### Direction
Collect from the data below each line with "median".

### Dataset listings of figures
>>>>
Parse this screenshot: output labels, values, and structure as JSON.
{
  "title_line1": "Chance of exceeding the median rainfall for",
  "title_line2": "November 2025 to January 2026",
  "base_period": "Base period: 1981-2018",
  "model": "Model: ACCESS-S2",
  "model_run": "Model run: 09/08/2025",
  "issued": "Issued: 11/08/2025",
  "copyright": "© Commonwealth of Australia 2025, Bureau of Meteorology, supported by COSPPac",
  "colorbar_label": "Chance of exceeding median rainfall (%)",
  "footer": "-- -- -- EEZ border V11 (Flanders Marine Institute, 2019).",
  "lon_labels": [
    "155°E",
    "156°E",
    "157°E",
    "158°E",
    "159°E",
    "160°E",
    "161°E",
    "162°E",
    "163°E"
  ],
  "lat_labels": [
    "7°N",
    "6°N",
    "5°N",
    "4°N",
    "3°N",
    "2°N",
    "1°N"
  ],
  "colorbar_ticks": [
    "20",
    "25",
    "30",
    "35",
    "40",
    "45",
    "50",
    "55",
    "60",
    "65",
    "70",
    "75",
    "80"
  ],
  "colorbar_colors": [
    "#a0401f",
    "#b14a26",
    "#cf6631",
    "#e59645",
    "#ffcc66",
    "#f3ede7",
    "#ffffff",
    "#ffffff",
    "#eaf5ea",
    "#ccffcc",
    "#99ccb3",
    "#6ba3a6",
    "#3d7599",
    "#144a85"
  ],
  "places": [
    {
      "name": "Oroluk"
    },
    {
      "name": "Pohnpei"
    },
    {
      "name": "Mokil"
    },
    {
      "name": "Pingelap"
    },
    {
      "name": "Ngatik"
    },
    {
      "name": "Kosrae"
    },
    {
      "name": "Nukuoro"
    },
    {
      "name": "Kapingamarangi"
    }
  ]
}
<<<<
### Exercise response
  "title_line1": "Chance of exceeding the median rainfall for",
  "colorbar_label": "Chance of exceeding median rainfall (%)",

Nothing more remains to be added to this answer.